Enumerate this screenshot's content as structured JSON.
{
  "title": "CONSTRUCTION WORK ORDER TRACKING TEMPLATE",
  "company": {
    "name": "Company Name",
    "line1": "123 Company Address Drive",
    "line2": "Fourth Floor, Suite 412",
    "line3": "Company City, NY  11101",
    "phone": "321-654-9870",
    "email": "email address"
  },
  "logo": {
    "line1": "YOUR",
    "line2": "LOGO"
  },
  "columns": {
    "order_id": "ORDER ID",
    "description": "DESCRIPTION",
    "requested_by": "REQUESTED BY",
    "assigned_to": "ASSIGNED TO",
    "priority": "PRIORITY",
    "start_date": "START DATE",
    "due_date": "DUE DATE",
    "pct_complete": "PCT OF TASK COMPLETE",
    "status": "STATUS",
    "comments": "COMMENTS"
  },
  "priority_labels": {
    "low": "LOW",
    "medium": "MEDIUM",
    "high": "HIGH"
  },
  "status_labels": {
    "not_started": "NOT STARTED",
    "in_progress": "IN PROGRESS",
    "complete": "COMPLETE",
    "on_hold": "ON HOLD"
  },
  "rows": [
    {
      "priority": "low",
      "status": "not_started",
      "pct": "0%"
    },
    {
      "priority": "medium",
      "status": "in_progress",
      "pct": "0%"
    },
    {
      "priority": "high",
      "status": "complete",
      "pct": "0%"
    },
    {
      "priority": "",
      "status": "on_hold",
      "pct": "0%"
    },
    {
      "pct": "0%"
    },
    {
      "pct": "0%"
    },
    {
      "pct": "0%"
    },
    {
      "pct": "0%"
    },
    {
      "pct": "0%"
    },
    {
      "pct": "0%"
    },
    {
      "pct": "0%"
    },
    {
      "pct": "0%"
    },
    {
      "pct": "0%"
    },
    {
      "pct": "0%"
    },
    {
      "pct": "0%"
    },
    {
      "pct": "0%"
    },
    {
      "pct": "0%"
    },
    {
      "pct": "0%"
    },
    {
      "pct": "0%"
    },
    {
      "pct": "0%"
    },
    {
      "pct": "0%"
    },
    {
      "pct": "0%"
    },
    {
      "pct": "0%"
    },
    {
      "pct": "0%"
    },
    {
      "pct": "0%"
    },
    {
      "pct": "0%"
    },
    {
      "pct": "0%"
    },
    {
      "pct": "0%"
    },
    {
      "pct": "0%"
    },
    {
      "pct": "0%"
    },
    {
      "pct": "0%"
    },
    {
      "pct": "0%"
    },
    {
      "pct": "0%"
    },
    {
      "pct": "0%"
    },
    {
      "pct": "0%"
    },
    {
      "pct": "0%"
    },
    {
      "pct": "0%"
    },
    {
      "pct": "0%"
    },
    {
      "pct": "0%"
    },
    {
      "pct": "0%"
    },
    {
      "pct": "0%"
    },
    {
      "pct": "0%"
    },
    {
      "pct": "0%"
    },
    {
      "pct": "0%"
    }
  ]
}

::::

Request: Report all lines of the data above that include the string "ORDER".

Solution for this problem:
  "title": "CONSTRUCTION WORK ORDER TRACKING TEMPLATE",
    "order_id": "ORDER ID",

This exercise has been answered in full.